*EXERCISE REQUIREMENTS*: Below is a set of records; print all of them exactly as written.

*RECORD EXTRACTS*:
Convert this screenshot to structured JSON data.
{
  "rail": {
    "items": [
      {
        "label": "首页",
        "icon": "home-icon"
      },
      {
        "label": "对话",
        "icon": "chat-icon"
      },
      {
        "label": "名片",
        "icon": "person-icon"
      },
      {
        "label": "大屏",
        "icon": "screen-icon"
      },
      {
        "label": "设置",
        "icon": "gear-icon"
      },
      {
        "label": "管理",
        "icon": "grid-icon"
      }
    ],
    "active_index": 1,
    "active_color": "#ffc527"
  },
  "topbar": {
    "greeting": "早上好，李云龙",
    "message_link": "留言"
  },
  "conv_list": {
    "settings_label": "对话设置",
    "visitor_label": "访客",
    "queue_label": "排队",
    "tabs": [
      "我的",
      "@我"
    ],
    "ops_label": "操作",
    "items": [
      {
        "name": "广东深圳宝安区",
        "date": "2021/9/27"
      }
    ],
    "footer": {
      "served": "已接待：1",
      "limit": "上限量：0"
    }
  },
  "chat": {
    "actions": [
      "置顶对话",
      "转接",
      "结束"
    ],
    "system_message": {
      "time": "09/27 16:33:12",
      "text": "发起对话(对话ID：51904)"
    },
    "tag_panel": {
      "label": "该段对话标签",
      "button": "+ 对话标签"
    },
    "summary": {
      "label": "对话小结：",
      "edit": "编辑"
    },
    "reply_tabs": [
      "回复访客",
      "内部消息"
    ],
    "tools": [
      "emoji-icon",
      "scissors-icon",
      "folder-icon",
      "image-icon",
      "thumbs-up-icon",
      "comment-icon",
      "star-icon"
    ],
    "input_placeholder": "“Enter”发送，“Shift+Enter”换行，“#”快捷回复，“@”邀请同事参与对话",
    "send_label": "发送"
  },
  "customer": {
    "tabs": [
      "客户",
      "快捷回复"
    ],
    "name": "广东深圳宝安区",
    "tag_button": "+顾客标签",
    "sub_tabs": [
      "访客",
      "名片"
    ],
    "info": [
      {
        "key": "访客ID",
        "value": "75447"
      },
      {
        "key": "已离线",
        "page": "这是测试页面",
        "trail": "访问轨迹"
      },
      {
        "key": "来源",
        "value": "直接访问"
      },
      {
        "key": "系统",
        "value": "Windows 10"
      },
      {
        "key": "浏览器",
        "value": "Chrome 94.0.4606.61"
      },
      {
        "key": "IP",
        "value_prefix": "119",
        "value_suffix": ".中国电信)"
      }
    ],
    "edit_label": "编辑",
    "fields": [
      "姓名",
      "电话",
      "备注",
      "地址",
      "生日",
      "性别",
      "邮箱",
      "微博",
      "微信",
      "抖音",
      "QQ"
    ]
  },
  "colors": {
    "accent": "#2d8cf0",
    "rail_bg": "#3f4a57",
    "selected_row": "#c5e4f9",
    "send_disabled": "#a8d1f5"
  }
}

*TASK RESPONSE*:
Convert this screenshot to structured JSON data.
{
  "rail": {
    "items": [
      {
        "label": "首页",
        "icon": "home-icon"
      },
      {
        "label": "对话",
        "icon": "chat-icon"
      },
      {
        "label": "名片",
        "icon": "person-icon"
      },
      {
        "label": "大屏",
        "icon": "screen-icon"
      },
      {
        "label": "设置",
        "icon": "gear-icon"
      },
      {
        "label": "管理",
        "icon": "grid-icon"
      }
    ],
    "active_index": 1,
    "active_color": "#ffc527"
  },
  "topbar": {
    "greeting": "早上好，李云龙",
    "message_link": "留言"
  },
  "conv_list": {
    "settings_label": "对话设置",
    "visitor_label": "访客",
    "queue_label": "排队",
    "tabs": [
      "我的",
      "@我"
    ],
    "ops_label": "操作",
    "items": [
      {
        "name": "广东深圳宝安区",
        "date": "2021/9/27"
      }
    ],
    "footer": {
      "served": "已接待：1",
      "limit": "上限量：0"
    }
  },
  "chat": {
    "actions": [
      "置顶对话",
      "转接",
      "结束"
    ],
    "system_message": {
      "time": "09/27 16:33:12",
      "text": "发起对话(对话ID：51904)"
    },
    "tag_panel": {
      "label": "该段对话标签",
      "button": "+ 对话标签"
    },
    "summary": {
      "label": "对话小结：",
      "edit": "编辑"
    },
    "reply_tabs": [
      "回复访客",
      "内部消息"
    ],
    "tools": [
      "emoji-icon",
      "scissors-icon",
      "folder-icon",
      "image-icon",
      "thumbs-up-icon",
      "comment-icon",
      "star-icon"
    ],
    "input_placeholder": "“Enter”发送，“Shift+Enter”换行，“#”快捷回复，“@”邀请同事参与对话",
    "send_label": "发送"
  },
  "customer": {
    "tabs": [
      "客户",
      "快捷回复"
    ],
    "name": "广东深圳宝安区",
    "tag_button": "+顾客标签",
    "sub_tabs": [
      "访客",
      "名片"
    ],
    "info": [
      {
        "key": "访客ID",
        "value": "75447"
      },
      {
        "key": "已离线",
        "page": "这是测试页面",
        "trail": "访问轨迹"
      },
      {
        "key": "来源",
        "value": "直接访问"
      },
      {
        "key": "系统",
        "value": "Windows 10"
      },
      {
        "key": "浏览器",
        "value": "Chrome 94.0.4606.61"
      },
      {
        "key": "IP",
        "value_prefix": "119",
        "value_suffix": ".中国电信)"
      }
    ],
    "edit_label": "编辑",
    "fields": [
      "姓名",
      "电话",
      "备注",
      "地址",
      "生日",
      "性别",
      "邮箱",
      "微博",
      "微信",
      "抖音",
      "QQ"
    ]
  },
  "colors": {
    "accent": "#2d8cf0",
    "rail_bg": "#3f4a57",
    "selected_row": "#c5e4f9",
    "send_disabled": "#a8d1f5"
  }
}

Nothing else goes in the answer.